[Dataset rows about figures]

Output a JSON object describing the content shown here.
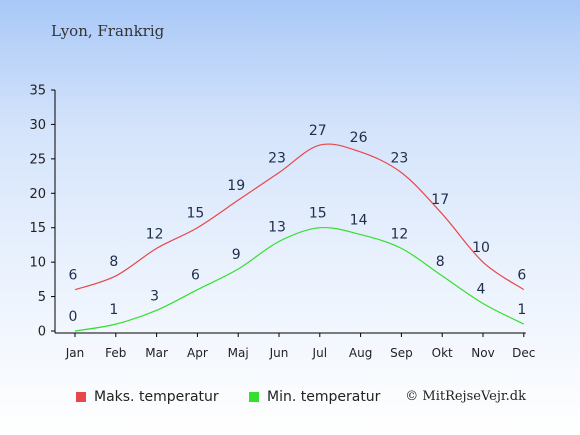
{
  "header": {
    "title": "Lyon, Frankrig"
  },
  "chart_data": {
    "type": "line",
    "categories": [
      "Jan",
      "Feb",
      "Mar",
      "Apr",
      "Maj",
      "Jun",
      "Jul",
      "Aug",
      "Sep",
      "Okt",
      "Nov",
      "Dec"
    ],
    "series": [
      {
        "name": "Maks. temperatur",
        "color": "#e8474a",
        "values": [
          6,
          8,
          12,
          15,
          19,
          23,
          27,
          26,
          23,
          17,
          10,
          6
        ]
      },
      {
        "name": "Min. temperatur",
        "color": "#33e02d",
        "values": [
          0,
          1,
          3,
          6,
          9,
          13,
          15,
          14,
          12,
          8,
          4,
          1
        ]
      }
    ],
    "yticks": [
      0,
      5,
      10,
      15,
      20,
      25,
      30,
      35
    ],
    "ylim": [
      0,
      35
    ],
    "grid": false,
    "legend_position": "bottom-left"
  },
  "footer": {
    "copyright": "© MitRejseVejr.dk"
  }
}
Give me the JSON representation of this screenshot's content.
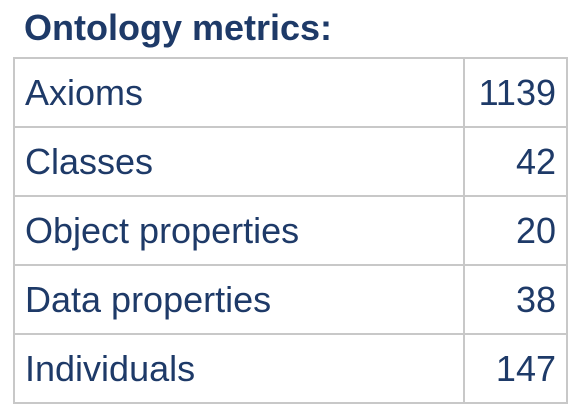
{
  "heading": "Ontology metrics:",
  "metrics": [
    {
      "label": "Axioms",
      "value": "1139"
    },
    {
      "label": "Classes",
      "value": "42"
    },
    {
      "label": "Object properties",
      "value": "20"
    },
    {
      "label": "Data properties",
      "value": "38"
    },
    {
      "label": "Individuals",
      "value": "147"
    }
  ]
}
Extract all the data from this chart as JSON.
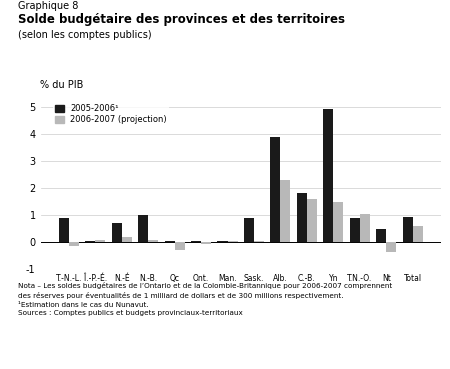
{
  "categories": [
    "T.-N.-L.",
    "Î.-P.-É.",
    "N.-É",
    "N.-B.",
    "Qc",
    "Ont.",
    "Man.",
    "Sask.",
    "Alb.",
    "C.-B.",
    "Yn",
    "T.N.-O.",
    "Nt",
    "Total"
  ],
  "series1_label": "2005-2006¹",
  "series2_label": "2006-2007 (projection)",
  "series1_values": [
    0.9,
    0.05,
    0.7,
    1.02,
    0.05,
    0.05,
    0.05,
    0.9,
    3.9,
    1.8,
    4.9,
    0.9,
    0.5,
    0.95
  ],
  "series2_values": [
    -0.15,
    0.08,
    0.2,
    0.1,
    -0.3,
    -0.05,
    0.05,
    0.05,
    2.3,
    1.6,
    1.5,
    1.05,
    -0.35,
    0.6
  ],
  "series1_color": "#1a1a1a",
  "series2_color": "#b8b8b8",
  "ylim": [
    -1.0,
    5.4
  ],
  "yticks": [
    -1,
    0,
    1,
    2,
    3,
    4,
    5
  ],
  "title_line1": "Graphique 8",
  "title_line2": "Solde budgétaire des provinces et des territoires",
  "title_line3": "(selon les comptes publics)",
  "ylabel": "% du PIB",
  "nota_text": "Nota – Les soldes budgétaires de l’Ontario et de la Colombie-Britannique pour 2006-2007 comprennent\ndes réserves pour éventualités de 1 milliard de dollars et de 300 millions respectivement.\n¹Estimation dans le cas du Nunavut.\nSources : Comptes publics et budgets provinciaux-territoriaux",
  "background_color": "#ffffff",
  "bar_width": 0.38,
  "grid_color": "#cccccc"
}
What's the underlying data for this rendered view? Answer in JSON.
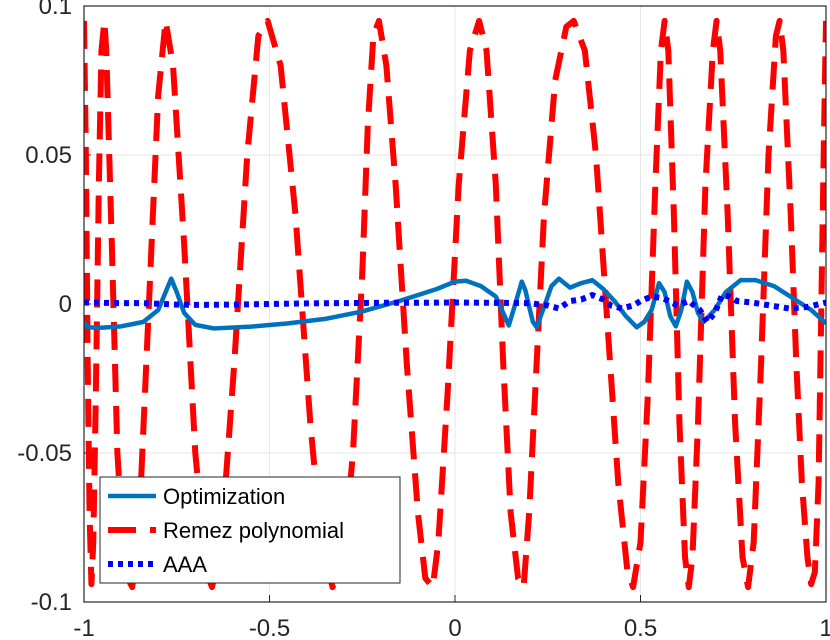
{
  "chart_data": {
    "type": "line",
    "title": "",
    "xlabel": "",
    "ylabel": "",
    "xlim": [
      -1,
      1
    ],
    "ylim": [
      -0.1,
      0.1
    ],
    "grid": true,
    "legend_position": "bottom-left",
    "x_ticks": [
      -1,
      -0.5,
      0,
      0.5,
      1
    ],
    "x_tick_labels": [
      "-1",
      "-0.5",
      "0",
      "0.5",
      "1"
    ],
    "y_ticks": [
      -0.1,
      -0.05,
      0,
      0.05,
      0.1
    ],
    "y_tick_labels": [
      "-0.1",
      "-0.05",
      "0",
      "0.05",
      "0.1"
    ],
    "series": [
      {
        "name": "Optimization",
        "style": "solid",
        "color": "#0072BD",
        "points": [
          [
            -1,
            -0.006
          ],
          [
            -0.99,
            -0.0078
          ],
          [
            -0.96,
            -0.008
          ],
          [
            -0.9,
            -0.0075
          ],
          [
            -0.84,
            -0.006
          ],
          [
            -0.8,
            -0.002
          ],
          [
            -0.78,
            0.004
          ],
          [
            -0.765,
            0.0085
          ],
          [
            -0.75,
            0.004
          ],
          [
            -0.73,
            -0.003
          ],
          [
            -0.7,
            -0.007
          ],
          [
            -0.65,
            -0.0082
          ],
          [
            -0.55,
            -0.0076
          ],
          [
            -0.45,
            -0.0065
          ],
          [
            -0.35,
            -0.005
          ],
          [
            -0.25,
            -0.0025
          ],
          [
            -0.15,
            0.001
          ],
          [
            -0.05,
            0.005
          ],
          [
            0,
            0.0075
          ],
          [
            0.03,
            0.0078
          ],
          [
            0.07,
            0.006
          ],
          [
            0.11,
            0.0025
          ],
          [
            0.13,
            -0.003
          ],
          [
            0.145,
            -0.0072
          ],
          [
            0.16,
            -0.001
          ],
          [
            0.18,
            0.0075
          ],
          [
            0.19,
            0.0045
          ],
          [
            0.2,
            -0.001
          ],
          [
            0.21,
            -0.006
          ],
          [
            0.22,
            -0.0078
          ],
          [
            0.24,
            -0.001
          ],
          [
            0.26,
            0.006
          ],
          [
            0.28,
            0.0085
          ],
          [
            0.31,
            0.0055
          ],
          [
            0.34,
            0.007
          ],
          [
            0.37,
            0.008
          ],
          [
            0.4,
            0.005
          ],
          [
            0.43,
            0.001
          ],
          [
            0.46,
            -0.004
          ],
          [
            0.49,
            -0.0078
          ],
          [
            0.51,
            -0.006
          ],
          [
            0.53,
            -0.002
          ],
          [
            0.55,
            0.007
          ],
          [
            0.565,
            0.004
          ],
          [
            0.58,
            -0.004
          ],
          [
            0.595,
            -0.0075
          ],
          [
            0.61,
            -0.002
          ],
          [
            0.625,
            0.0075
          ],
          [
            0.64,
            0.004
          ],
          [
            0.655,
            -0.003
          ],
          [
            0.67,
            -0.006
          ],
          [
            0.7,
            -0.002
          ],
          [
            0.73,
            0.004
          ],
          [
            0.77,
            0.008
          ],
          [
            0.81,
            0.008
          ],
          [
            0.86,
            0.006
          ],
          [
            0.91,
            0.002
          ],
          [
            0.96,
            -0.002
          ],
          [
            1,
            -0.0065
          ]
        ]
      },
      {
        "name": "Remez polynomial",
        "style": "dashed",
        "color": "#FF0000",
        "points": [
          [
            -1,
            0.095
          ],
          [
            -0.995,
            0.05
          ],
          [
            -0.99,
            -0.02
          ],
          [
            -0.985,
            -0.07
          ],
          [
            -0.98,
            -0.094
          ],
          [
            -0.975,
            -0.08
          ],
          [
            -0.968,
            -0.03
          ],
          [
            -0.96,
            0.04
          ],
          [
            -0.953,
            0.085
          ],
          [
            -0.945,
            0.095
          ],
          [
            -0.94,
            0.085
          ],
          [
            -0.925,
            0.02
          ],
          [
            -0.91,
            -0.05
          ],
          [
            -0.89,
            -0.09
          ],
          [
            -0.87,
            -0.095
          ],
          [
            -0.85,
            -0.07
          ],
          [
            -0.825,
            0
          ],
          [
            -0.8,
            0.07
          ],
          [
            -0.78,
            0.095
          ],
          [
            -0.76,
            0.08
          ],
          [
            -0.73,
            0.02
          ],
          [
            -0.7,
            -0.05
          ],
          [
            -0.67,
            -0.09
          ],
          [
            -0.655,
            -0.095
          ],
          [
            -0.63,
            -0.08
          ],
          [
            -0.595,
            -0.02
          ],
          [
            -0.56,
            0.05
          ],
          [
            -0.53,
            0.09
          ],
          [
            -0.505,
            0.095
          ],
          [
            -0.47,
            0.08
          ],
          [
            -0.43,
            0.03
          ],
          [
            -0.39,
            -0.04
          ],
          [
            -0.36,
            -0.08
          ],
          [
            -0.33,
            -0.095
          ],
          [
            -0.3,
            -0.085
          ],
          [
            -0.275,
            -0.05
          ],
          [
            -0.25,
            0.01
          ],
          [
            -0.235,
            0.06
          ],
          [
            -0.22,
            0.09
          ],
          [
            -0.205,
            0.095
          ],
          [
            -0.185,
            0.08
          ],
          [
            -0.16,
            0.04
          ],
          [
            -0.13,
            -0.02
          ],
          [
            -0.1,
            -0.07
          ],
          [
            -0.08,
            -0.092
          ],
          [
            -0.06,
            -0.095
          ],
          [
            -0.045,
            -0.08
          ],
          [
            -0.02,
            -0.03
          ],
          [
            0.01,
            0.04
          ],
          [
            0.04,
            0.085
          ],
          [
            0.065,
            0.095
          ],
          [
            0.085,
            0.085
          ],
          [
            0.11,
            0.04
          ],
          [
            0.13,
            -0.02
          ],
          [
            0.15,
            -0.07
          ],
          [
            0.17,
            -0.092
          ],
          [
            0.185,
            -0.095
          ],
          [
            0.2,
            -0.07
          ],
          [
            0.22,
            -0.02
          ],
          [
            0.24,
            0.03
          ],
          [
            0.27,
            0.075
          ],
          [
            0.3,
            0.093
          ],
          [
            0.32,
            0.095
          ],
          [
            0.35,
            0.085
          ],
          [
            0.38,
            0.05
          ],
          [
            0.41,
            -0.005
          ],
          [
            0.44,
            -0.06
          ],
          [
            0.465,
            -0.09
          ],
          [
            0.48,
            -0.095
          ],
          [
            0.5,
            -0.08
          ],
          [
            0.52,
            -0.03
          ],
          [
            0.54,
            0.04
          ],
          [
            0.555,
            0.085
          ],
          [
            0.565,
            0.095
          ],
          [
            0.575,
            0.085
          ],
          [
            0.59,
            0.03
          ],
          [
            0.605,
            -0.04
          ],
          [
            0.62,
            -0.085
          ],
          [
            0.63,
            -0.095
          ],
          [
            0.64,
            -0.085
          ],
          [
            0.655,
            -0.04
          ],
          [
            0.675,
            0.04
          ],
          [
            0.695,
            0.085
          ],
          [
            0.705,
            0.095
          ],
          [
            0.715,
            0.085
          ],
          [
            0.735,
            0.03
          ],
          [
            0.755,
            -0.04
          ],
          [
            0.775,
            -0.085
          ],
          [
            0.79,
            -0.095
          ],
          [
            0.805,
            -0.08
          ],
          [
            0.825,
            -0.02
          ],
          [
            0.845,
            0.05
          ],
          [
            0.865,
            0.09
          ],
          [
            0.875,
            0.095
          ],
          [
            0.885,
            0.085
          ],
          [
            0.905,
            0.03
          ],
          [
            0.92,
            -0.02
          ],
          [
            0.935,
            -0.06
          ],
          [
            0.95,
            -0.085
          ],
          [
            0.96,
            -0.094
          ],
          [
            0.97,
            -0.09
          ],
          [
            0.98,
            -0.06
          ],
          [
            0.99,
            0.02
          ],
          [
            0.995,
            0.06
          ],
          [
            1,
            0.095
          ]
        ]
      },
      {
        "name": "AAA",
        "style": "dotted",
        "color": "#0000FF",
        "points": [
          [
            -1,
            0.0005
          ],
          [
            -0.95,
            0.0004
          ],
          [
            -0.9,
            0.0003
          ],
          [
            -0.85,
            0.0003
          ],
          [
            -0.8,
            0.0001
          ],
          [
            -0.75,
            -0.0002
          ],
          [
            -0.7,
            -0.0003
          ],
          [
            -0.6,
            -0.0002
          ],
          [
            -0.5,
            0
          ],
          [
            -0.4,
            0.0002
          ],
          [
            -0.3,
            0.0003
          ],
          [
            -0.2,
            0.0004
          ],
          [
            -0.1,
            0.0004
          ],
          [
            0,
            0.0005
          ],
          [
            0.1,
            0.0004
          ],
          [
            0.2,
            0.0003
          ],
          [
            0.25,
            -0.0005
          ],
          [
            0.28,
            -0.0015
          ],
          [
            0.31,
            0.001
          ],
          [
            0.34,
            0.0015
          ],
          [
            0.37,
            0.003
          ],
          [
            0.4,
            0.0015
          ],
          [
            0.42,
            -0.0005
          ],
          [
            0.45,
            -0.0015
          ],
          [
            0.48,
            -0.0005
          ],
          [
            0.5,
            0.001
          ],
          [
            0.53,
            0.0025
          ],
          [
            0.56,
            0.002
          ],
          [
            0.6,
            -0.0005
          ],
          [
            0.63,
            0.001
          ],
          [
            0.66,
            -0.002
          ],
          [
            0.68,
            -0.006
          ],
          [
            0.7,
            -0.003
          ],
          [
            0.72,
            0.003
          ],
          [
            0.74,
            0.0025
          ],
          [
            0.76,
            0.001
          ],
          [
            0.8,
            0.0005
          ],
          [
            0.85,
            -0.0005
          ],
          [
            0.9,
            -0.0015
          ],
          [
            0.95,
            -0.001
          ],
          [
            1,
            0.0005
          ]
        ]
      }
    ]
  }
}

• REQUIRED WORK
Find the string "temperatur" in the listing and return every line that holds it.

• THE REPLY
        "name": "Maks. temperatur",
        "name": "Min. temperatur",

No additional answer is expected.